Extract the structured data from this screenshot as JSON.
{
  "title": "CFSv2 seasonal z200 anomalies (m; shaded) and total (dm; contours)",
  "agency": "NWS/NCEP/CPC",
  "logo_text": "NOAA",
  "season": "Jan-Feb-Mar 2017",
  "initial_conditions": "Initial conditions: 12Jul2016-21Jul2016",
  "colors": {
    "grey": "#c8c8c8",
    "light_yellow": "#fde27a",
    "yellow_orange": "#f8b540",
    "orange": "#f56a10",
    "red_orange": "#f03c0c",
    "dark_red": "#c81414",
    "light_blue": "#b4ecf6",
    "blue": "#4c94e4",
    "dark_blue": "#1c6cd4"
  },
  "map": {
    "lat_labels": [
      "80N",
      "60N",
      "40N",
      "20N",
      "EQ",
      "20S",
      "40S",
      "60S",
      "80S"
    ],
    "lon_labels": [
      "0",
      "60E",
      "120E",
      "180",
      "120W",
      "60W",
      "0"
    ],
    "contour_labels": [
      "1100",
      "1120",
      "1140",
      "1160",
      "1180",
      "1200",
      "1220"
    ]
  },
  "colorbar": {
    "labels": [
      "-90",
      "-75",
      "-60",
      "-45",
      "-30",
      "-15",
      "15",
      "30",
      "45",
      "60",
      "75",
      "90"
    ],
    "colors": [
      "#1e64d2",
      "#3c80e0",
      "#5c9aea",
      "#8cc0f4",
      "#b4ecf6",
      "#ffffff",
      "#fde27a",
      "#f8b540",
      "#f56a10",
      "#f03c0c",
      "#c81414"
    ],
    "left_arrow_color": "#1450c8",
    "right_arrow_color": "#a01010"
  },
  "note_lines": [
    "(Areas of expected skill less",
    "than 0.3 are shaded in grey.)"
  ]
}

> **Aim**: Copy each line containing the word "shaded" from the data.

> **Written reply**:
  "title": "CFSv2 seasonal z200 anomalies (m; shaded) and total (dm; contours)",
    "than 0.3 are shaded in grey.)"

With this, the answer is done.